### Tarefa 1
Por favor, indique se cada afirmação abaixo está de acordo com o texto sobre Bolaño, respondendo sim ou não e citando literalmente as palavras do texto que decidem a questão. (a) Pelletier leu Archimboldi pela primeira vez no Natal de 1980, em Paris. (b) D'Arsonval é o romance de tema inglês da trilogia. (c) Pelletier sabia que D'Arsonval fazia parte de uma trilogia.
### Tarefa 2
Prossiga com o texto sobre Bolaño a partir da última linha apresentada.

··· Texto fornecido ···

24 de maio de 2010

Agora eu leio Bolaño

Depois de assistir Joca Reiners Terron falando sobre o livro 2666 de Bolaño, não é possível que eu ainda fuja deste autor chileno. Talvez minha timidez tenha se dado pela cidadania do autor: chileno, mas pertencente ao mundo e a lugar algum. Talvez tenha sido pelo fato do escritor catalão Enrique Vila-Matas mencioná-lo tanto - acabei ficando enjoada... Mas, a redenção veio ao saber que Susan Sontag gostava de Roberto Bolaño. E assim o chileno chegou ao Brasil. Seja como for...
"A primeira vez que Jean-Claude Pelletier leu Benno von Archimboldi foi no Natal de 1980, em Paris, onde fazia estudos universitários de literatura alemã, aos dezenove anos de idade. O livro era D'Arsonval. O jovem Pelletier então ignorava que esse era parte de uma trilogia (formada por O Jardim, de tema inglês, A Máscara de couro, de tema polonês, assim como D'Arsonval era, evidentemente, de tema francês), mas essa ignorância ou esse vazio ou esse desleixo bibliográfico, que só podia ser atribuído à sua extrema juventude, não subtraiu em nada o deslumbramento e a admiração que o romance lhe causou." In: 2666 - p. 15

3 comentários:

Diana disse...

··· Informações de origem ···

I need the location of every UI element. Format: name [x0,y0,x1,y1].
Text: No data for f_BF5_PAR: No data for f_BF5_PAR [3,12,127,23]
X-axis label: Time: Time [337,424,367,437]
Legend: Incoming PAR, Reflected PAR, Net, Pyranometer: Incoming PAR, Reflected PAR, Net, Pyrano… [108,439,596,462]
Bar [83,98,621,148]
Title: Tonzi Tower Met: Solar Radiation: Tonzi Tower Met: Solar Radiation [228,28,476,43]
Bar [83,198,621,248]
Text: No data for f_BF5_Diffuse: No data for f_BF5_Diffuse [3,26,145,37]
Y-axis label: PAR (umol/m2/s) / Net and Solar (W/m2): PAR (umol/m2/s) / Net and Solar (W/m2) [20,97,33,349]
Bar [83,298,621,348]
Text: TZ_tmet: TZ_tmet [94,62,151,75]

···

### Resposta final 1
(a) Sim: "A primeira vez que Jean-Claude Pelletier leu Benno von Archimboldi foi no Natal de 1980, em Paris".
(b) Não: "O Jardim, de tema inglês" e "D'Arsonval era, evidentemente, de tema francês".
(c) Não: "O jovem Pelletier então ignorava que esse era parte de uma trilogia".

### Resposta final 2
Oi, Nelina
Boa sorte com a leitura do 2666, espero que não atrapalhe o Desafio 50 livros!
E obrigada por colocar o link pra gente no seu blog.

Beijos,
- Diana

Companhia disse...

Olá, Nelida,

A Companhia das Letras lançou em Maio "2666", um dos livros mais aguardados do ano. Para comemorar, elaboramos o Concurso Bolañomania.

Envie para nós uma resenha de até 2 mil toques de um dos livros ou contos de Roberto Bolaño publicados pela Companhia das Letras.

As cinco melhores resenhas ganharão uma sacola comemorativa do lançamento de 2666 com um exemplar do livro. A melhor resenha também será publicada no blog.



Acesse:

http://www.blogdacompanhia.com.br/concurso-bolanomania/

Nelida Capela disse...

Lector in Fabula agradece as visitas de Diana e Companhia das Letras. Vamos divulgar o concurso de resenhas!